__OBJECTIVE__.
Count the lines that include the string "EJÉRCITO", and give only that number.

__Figure data in JSON__.
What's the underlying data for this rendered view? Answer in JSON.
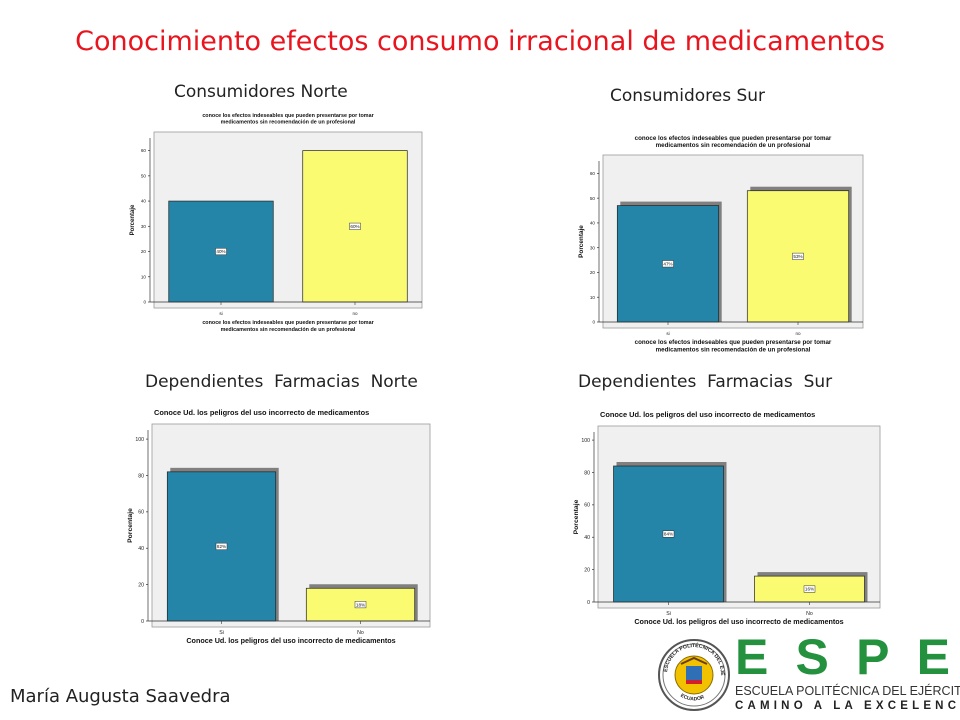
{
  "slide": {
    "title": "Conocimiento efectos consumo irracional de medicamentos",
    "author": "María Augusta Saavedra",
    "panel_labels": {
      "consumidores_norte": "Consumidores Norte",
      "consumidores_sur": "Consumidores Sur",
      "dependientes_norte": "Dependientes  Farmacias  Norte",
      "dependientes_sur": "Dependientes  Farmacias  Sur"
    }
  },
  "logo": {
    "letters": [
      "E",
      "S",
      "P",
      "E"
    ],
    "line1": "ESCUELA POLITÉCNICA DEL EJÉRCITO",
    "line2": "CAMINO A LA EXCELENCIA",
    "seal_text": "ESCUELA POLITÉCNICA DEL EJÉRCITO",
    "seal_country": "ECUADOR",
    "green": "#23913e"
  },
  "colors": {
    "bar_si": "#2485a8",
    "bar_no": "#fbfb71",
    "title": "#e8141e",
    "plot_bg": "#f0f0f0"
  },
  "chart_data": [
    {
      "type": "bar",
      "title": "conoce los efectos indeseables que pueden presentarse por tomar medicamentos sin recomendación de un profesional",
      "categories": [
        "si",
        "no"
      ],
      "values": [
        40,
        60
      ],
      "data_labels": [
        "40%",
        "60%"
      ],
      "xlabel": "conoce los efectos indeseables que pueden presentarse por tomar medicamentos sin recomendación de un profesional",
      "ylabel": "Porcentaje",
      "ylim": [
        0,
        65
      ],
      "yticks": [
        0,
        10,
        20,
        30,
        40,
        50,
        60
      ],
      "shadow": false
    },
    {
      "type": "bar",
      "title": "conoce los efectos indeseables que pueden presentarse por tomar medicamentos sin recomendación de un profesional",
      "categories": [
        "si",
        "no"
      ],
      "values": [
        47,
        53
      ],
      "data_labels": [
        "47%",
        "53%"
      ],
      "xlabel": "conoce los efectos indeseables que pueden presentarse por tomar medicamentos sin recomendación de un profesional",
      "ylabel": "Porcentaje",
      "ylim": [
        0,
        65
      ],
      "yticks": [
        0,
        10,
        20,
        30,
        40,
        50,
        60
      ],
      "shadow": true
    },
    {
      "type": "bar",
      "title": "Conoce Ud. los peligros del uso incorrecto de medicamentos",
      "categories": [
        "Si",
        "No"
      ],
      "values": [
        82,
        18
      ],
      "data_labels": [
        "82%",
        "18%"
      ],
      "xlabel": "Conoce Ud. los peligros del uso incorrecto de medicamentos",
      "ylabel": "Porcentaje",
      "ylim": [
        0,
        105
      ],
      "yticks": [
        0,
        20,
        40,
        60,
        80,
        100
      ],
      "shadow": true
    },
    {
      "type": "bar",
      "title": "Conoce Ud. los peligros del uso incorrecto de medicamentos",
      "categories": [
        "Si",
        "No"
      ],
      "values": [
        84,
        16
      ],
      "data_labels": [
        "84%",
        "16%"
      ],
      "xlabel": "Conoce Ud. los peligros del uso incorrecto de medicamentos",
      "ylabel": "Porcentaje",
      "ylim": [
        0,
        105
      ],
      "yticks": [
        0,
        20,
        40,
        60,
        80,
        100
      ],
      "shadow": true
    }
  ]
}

__EXERCISE RESULT__.
2